Print the data that follows exactly.

[Figure content listings]
—————

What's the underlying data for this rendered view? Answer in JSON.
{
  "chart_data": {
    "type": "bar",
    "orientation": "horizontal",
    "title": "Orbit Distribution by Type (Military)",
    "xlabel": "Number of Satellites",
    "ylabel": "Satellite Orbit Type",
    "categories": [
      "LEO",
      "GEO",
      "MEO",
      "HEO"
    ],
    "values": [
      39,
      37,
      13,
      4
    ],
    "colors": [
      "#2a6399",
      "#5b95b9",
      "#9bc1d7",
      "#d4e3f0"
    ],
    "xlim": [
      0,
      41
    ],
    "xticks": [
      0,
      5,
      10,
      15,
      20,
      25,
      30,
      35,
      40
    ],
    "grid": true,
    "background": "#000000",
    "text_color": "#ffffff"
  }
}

—————

#### Solution to the exercise:
What's the underlying data for this rendered view? Answer in JSON.
{
  "chart_data": {
    "type": "bar",
    "orientation": "horizontal",
    "title": "Orbit Distribution by Type (Military)",
    "xlabel": "Number of Satellites",
    "ylabel": "Satellite Orbit Type",
    "categories": [
      "LEO",
      "GEO",
      "MEO",
      "HEO"
    ],
    "values": [
      39,
      37,
      13,
      4
    ],
    "colors": [
      "#2a6399",
      "#5b95b9",
      "#9bc1d7",
      "#d4e3f0"
    ],
    "xlim": [
      0,
      41
    ],
    "xticks": [
      0,
      5,
      10,
      15,
      20,
      25,
      30,
      35,
      40
    ],
    "grid": true,
    "background": "#000000",
    "text_color": "#ffffff"
  }
}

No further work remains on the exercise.